:: Aim ::
Transcribe the entries below exactly.

━━━━━ Exercise material ━━━━━

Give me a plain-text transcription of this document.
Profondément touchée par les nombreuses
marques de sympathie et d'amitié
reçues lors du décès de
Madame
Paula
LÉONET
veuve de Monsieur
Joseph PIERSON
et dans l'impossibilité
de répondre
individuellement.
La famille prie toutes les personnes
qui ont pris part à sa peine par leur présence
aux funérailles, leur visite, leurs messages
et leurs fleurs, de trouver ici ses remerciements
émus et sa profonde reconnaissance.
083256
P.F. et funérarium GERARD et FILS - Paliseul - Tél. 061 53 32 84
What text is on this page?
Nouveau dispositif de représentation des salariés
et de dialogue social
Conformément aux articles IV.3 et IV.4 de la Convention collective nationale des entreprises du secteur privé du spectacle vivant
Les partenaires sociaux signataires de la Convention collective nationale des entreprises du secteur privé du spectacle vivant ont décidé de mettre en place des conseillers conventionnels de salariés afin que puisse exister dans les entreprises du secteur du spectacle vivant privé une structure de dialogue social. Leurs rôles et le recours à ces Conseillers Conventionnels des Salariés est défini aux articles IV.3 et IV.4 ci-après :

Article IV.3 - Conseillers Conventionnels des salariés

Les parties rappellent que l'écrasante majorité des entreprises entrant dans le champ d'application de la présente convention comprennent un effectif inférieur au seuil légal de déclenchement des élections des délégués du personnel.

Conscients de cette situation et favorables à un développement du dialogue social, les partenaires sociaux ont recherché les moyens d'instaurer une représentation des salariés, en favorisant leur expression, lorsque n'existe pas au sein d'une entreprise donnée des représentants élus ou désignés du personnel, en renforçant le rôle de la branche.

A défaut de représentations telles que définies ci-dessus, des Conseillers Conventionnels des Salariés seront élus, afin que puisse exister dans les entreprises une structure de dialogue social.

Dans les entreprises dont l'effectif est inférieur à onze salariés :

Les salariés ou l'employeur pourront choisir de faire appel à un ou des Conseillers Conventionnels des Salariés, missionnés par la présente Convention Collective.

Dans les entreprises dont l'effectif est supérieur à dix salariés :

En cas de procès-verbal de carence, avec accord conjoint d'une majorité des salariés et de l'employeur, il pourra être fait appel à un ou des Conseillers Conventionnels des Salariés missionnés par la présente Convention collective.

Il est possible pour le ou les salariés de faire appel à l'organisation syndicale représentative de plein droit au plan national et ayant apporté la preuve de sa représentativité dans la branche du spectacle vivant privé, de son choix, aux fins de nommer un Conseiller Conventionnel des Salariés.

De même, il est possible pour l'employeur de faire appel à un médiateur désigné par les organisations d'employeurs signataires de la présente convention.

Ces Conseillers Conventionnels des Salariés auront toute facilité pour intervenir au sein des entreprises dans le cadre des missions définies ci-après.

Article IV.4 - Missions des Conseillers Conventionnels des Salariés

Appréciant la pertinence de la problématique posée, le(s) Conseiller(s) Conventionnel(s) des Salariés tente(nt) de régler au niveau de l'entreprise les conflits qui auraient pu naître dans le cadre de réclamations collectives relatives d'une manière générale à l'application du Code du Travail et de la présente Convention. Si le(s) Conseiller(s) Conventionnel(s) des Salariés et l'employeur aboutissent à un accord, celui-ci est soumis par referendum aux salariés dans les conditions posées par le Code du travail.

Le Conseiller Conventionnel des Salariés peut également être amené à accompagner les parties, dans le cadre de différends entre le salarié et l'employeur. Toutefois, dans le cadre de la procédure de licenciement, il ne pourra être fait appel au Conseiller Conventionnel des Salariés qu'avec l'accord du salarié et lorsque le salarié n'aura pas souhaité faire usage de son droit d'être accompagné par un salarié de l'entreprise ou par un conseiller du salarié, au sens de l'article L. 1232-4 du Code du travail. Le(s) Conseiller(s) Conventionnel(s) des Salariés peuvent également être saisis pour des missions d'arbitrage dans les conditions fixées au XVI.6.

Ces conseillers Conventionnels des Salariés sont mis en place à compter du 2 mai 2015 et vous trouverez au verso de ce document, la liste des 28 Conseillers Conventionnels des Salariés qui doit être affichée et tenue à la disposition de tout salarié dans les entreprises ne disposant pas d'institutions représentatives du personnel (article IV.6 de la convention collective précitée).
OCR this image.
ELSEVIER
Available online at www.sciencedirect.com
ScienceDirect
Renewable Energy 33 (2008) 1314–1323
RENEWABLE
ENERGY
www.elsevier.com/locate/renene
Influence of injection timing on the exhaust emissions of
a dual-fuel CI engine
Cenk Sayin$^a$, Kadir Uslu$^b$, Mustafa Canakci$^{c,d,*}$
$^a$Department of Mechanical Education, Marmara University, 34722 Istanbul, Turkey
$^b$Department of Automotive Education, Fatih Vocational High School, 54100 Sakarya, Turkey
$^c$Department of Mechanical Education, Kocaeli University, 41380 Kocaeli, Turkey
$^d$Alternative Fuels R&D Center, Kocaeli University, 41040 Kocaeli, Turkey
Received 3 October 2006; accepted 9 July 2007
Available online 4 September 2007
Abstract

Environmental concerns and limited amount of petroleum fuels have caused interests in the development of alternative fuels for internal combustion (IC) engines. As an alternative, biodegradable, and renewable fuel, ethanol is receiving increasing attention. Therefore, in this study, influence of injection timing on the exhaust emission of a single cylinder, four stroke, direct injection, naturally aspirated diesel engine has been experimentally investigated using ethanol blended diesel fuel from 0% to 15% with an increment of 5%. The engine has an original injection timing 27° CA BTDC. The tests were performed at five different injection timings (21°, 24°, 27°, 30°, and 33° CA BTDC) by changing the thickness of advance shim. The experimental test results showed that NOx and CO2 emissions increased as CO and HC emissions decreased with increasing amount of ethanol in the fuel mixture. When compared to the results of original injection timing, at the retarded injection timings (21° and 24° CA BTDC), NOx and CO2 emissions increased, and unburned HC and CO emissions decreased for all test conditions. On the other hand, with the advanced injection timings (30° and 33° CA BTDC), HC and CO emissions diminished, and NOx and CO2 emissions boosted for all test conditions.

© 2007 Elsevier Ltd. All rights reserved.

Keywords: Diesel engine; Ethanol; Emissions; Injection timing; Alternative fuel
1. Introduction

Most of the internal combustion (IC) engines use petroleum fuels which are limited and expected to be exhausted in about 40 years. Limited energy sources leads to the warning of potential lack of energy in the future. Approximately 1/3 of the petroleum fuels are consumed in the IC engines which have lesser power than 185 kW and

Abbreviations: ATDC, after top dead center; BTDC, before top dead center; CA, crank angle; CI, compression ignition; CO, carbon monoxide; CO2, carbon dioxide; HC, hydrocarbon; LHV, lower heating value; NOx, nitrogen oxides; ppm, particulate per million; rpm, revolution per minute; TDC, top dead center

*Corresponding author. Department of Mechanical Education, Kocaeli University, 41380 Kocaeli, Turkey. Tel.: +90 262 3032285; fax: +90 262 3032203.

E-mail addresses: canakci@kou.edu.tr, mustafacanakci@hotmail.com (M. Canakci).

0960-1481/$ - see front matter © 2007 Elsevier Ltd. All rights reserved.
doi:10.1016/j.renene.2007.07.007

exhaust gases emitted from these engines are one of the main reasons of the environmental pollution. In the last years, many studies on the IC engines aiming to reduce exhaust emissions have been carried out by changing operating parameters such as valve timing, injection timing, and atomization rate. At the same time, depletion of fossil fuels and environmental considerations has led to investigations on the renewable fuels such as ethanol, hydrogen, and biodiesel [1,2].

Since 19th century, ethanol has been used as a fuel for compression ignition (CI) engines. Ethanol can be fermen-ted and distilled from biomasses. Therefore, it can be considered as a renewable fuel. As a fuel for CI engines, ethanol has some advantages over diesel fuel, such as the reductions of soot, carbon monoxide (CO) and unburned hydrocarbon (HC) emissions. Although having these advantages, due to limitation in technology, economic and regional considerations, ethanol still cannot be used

━━━━━

:: Task output ::
Give me a plain-text transcription of this document.
Profondément touchée par les nombreuses
marques de sympathie et d'amitié
reçues lors du décès de
Madame
Paula
LÉONET
veuve de Monsieur
Joseph PIERSON
et dans l'impossibilité
de répondre
individuellement.
La famille prie toutes les personnes
qui ont pris part à sa peine par leur présence
aux funérailles, leur visite, leurs messages
et leurs fleurs, de trouver ici ses remerciements
émus et sa profonde reconnaissance.
083256
P.F. et funérarium GERARD et FILS - Paliseul - Tél. 061 53 32 84
What text is on this page?
Nouveau dispositif de représentation des salariés
et de dialogue social
Conformément aux articles IV.3 et IV.4 de la Convention collective nationale des entreprises du secteur privé du spectacle vivant
Les partenaires sociaux signataires de la Convention collective nationale des entreprises du secteur privé du spectacle vivant ont décidé de mettre en place des conseillers conventionnels de salariés afin que puisse exister dans les entreprises du secteur du spectacle vivant privé une structure de dialogue social. Leurs rôles et le recours à ces Conseillers Conventionnels des Salariés est défini aux articles IV.3 et IV.4 ci-après :

Article IV.3 - Conseillers Conventionnels des salariés

Les parties rappellent que l'écrasante majorité des entreprises entrant dans le champ d'application de la présente convention comprennent un effectif inférieur au seuil légal de déclenchement des élections des délégués du personnel.

Conscients de cette situation et favorables à un développement du dialogue social, les partenaires sociaux ont recherché les moyens d'instaurer une représentation des salariés, en favorisant leur expression, lorsque n'existe pas au sein d'une entreprise donnée des représentants élus ou désignés du personnel, en renforçant le rôle de la branche.

A défaut de représentations telles que définies ci-dessus, des Conseillers Conventionnels des Salariés seront élus, afin que puisse exister dans les entreprises une structure de dialogue social.

Dans les entreprises dont l'effectif est inférieur à onze salariés :

Les salariés ou l'employeur pourront choisir de faire appel à un ou des Conseillers Conventionnels des Salariés, missionnés par la présente Convention Collective.

Dans les entreprises dont l'effectif est supérieur à dix salariés :

En cas de procès-verbal de carence, avec accord conjoint d'une majorité des salariés et de l'employeur, il pourra être fait appel à un ou des Conseillers Conventionnels des Salariés missionnés par la présente Convention collective.

Il est possible pour le ou les salariés de faire appel à l'organisation syndicale représentative de plein droit au plan national et ayant apporté la preuve de sa représentativité dans la branche du spectacle vivant privé, de son choix, aux fins de nommer un Conseiller Conventionnel des Salariés.

De même, il est possible pour l'employeur de faire appel à un médiateur désigné par les organisations d'employeurs signataires de la présente convention.

Ces Conseillers Conventionnels des Salariés auront toute facilité pour intervenir au sein des entreprises dans le cadre des missions définies ci-après.

Article IV.4 - Missions des Conseillers Conventionnels des Salariés

Appréciant la pertinence de la problématique posée, le(s) Conseiller(s) Conventionnel(s) des Salariés tente(nt) de régler au niveau de l'entreprise les conflits qui auraient pu naître dans le cadre de réclamations collectives relatives d'une manière générale à l'application du Code du Travail et de la présente Convention. Si le(s) Conseiller(s) Conventionnel(s) des Salariés et l'employeur aboutissent à un accord, celui-ci est soumis par referendum aux salariés dans les conditions posées par le Code du travail.

Le Conseiller Conventionnel des Salariés peut également être amené à accompagner les parties, dans le cadre de différends entre le salarié et l'employeur. Toutefois, dans le cadre de la procédure de licenciement, il ne pourra être fait appel au Conseiller Conventionnel des Salariés qu'avec l'accord du salarié et lorsque le salarié n'aura pas souhaité faire usage de son droit d'être accompagné par un salarié de l'entreprise ou par un conseiller du salarié, au sens de l'article L. 1232-4 du Code du travail. Le(s) Conseiller(s) Conventionnel(s) des Salariés peuvent également être saisis pour des missions d'arbitrage dans les conditions fixées au XVI.6.

Ces conseillers Conventionnels des Salariés sont mis en place à compter du 2 mai 2015 et vous trouverez au verso de ce document, la liste des 28 Conseillers Conventionnels des Salariés qui doit être affichée et tenue à la disposition de tout salarié dans les entreprises ne disposant pas d'institutions représentatives du personnel (article IV.6 de la convention collective précitée).
OCR this image.
ELSEVIER
Available online at www.sciencedirect.com
ScienceDirect
Renewable Energy 33 (2008) 1314–1323
RENEWABLE
ENERGY
www.elsevier.com/locate/renene
Influence of injection timing on the exhaust emissions of
a dual-fuel CI engine
Cenk Sayin$^a$, Kadir Uslu$^b$, Mustafa Canakci$^{c,d,*}$
$^a$Department of Mechanical Education, Marmara University, 34722 Istanbul, Turkey
$^b$Department of Automotive Education, Fatih Vocational High School, 54100 Sakarya, Turkey
$^c$Department of Mechanical Education, Kocaeli University, 41380 Kocaeli, Turkey
$^d$Alternative Fuels R&D Center, Kocaeli University, 41040 Kocaeli, Turkey
Received 3 October 2006; accepted 9 July 2007
Available online 4 September 2007
Abstract

Environmental concerns and limited amount of petroleum fuels have caused interests in the development of alternative fuels for internal combustion (IC) engines. As an alternative, biodegradable, and renewable fuel, ethanol is receiving increasing attention. Therefore, in this study, influence of injection timing on the exhaust emission of a single cylinder, four stroke, direct injection, naturally aspirated diesel engine has been experimentally investigated using ethanol blended diesel fuel from 0% to 15% with an increment of 5%. The engine has an original injection timing 27° CA BTDC. The tests were performed at five different injection timings (21°, 24°, 27°, 30°, and 33° CA BTDC) by changing the thickness of advance shim. The experimental test results showed that NOx and CO2 emissions increased as CO and HC emissions decreased with increasing amount of ethanol in the fuel mixture. When compared to the results of original injection timing, at the retarded injection timings (21° and 24° CA BTDC), NOx and CO2 emissions increased, and unburned HC and CO emissions decreased for all test conditions. On the other hand, with the advanced injection timings (30° and 33° CA BTDC), HC and CO emissions diminished, and NOx and CO2 emissions boosted for all test conditions.

© 2007 Elsevier Ltd. All rights reserved.

Keywords: Diesel engine; Ethanol; Emissions; Injection timing; Alternative fuel
1. Introduction

Most of the internal combustion (IC) engines use petroleum fuels which are limited and expected to be exhausted in about 40 years. Limited energy sources leads to the warning of potential lack of energy in the future. Approximately 1/3 of the petroleum fuels are consumed in the IC engines which have lesser power than 185 kW and

Abbreviations: ATDC, after top dead center; BTDC, before top dead center; CA, crank angle; CI, compression ignition; CO, carbon monoxide; CO2, carbon dioxide; HC, hydrocarbon; LHV, lower heating value; NOx, nitrogen oxides; ppm, particulate per million; rpm, revolution per minute; TDC, top dead center

*Corresponding author. Department of Mechanical Education, Kocaeli University, 41380 Kocaeli, Turkey. Tel.: +90 262 3032285; fax: +90 262 3032203.

E-mail addresses: canakci@kou.edu.tr, mustafacanakci@hotmail.com (M. Canakci).

0960-1481/$ - see front matter © 2007 Elsevier Ltd. All rights reserved.
doi:10.1016/j.renene.2007.07.007

exhaust gases emitted from these engines are one of the main reasons of the environmental pollution. In the last years, many studies on the IC engines aiming to reduce exhaust emissions have been carried out by changing operating parameters such as valve timing, injection timing, and atomization rate. At the same time, depletion of fossil fuels and environmental considerations has led to investigations on the renewable fuels such as ethanol, hydrogen, and biodiesel [1,2].

Since 19th century, ethanol has been used as a fuel for compression ignition (CI) engines. Ethanol can be fermen-ted and distilled from biomasses. Therefore, it can be considered as a renewable fuel. As a fuel for CI engines, ethanol has some advantages over diesel fuel, such as the reductions of soot, carbon monoxide (CO) and unburned hydrocarbon (HC) emissions. Although having these advantages, due to limitation in technology, economic and regional considerations, ethanol still cannot be used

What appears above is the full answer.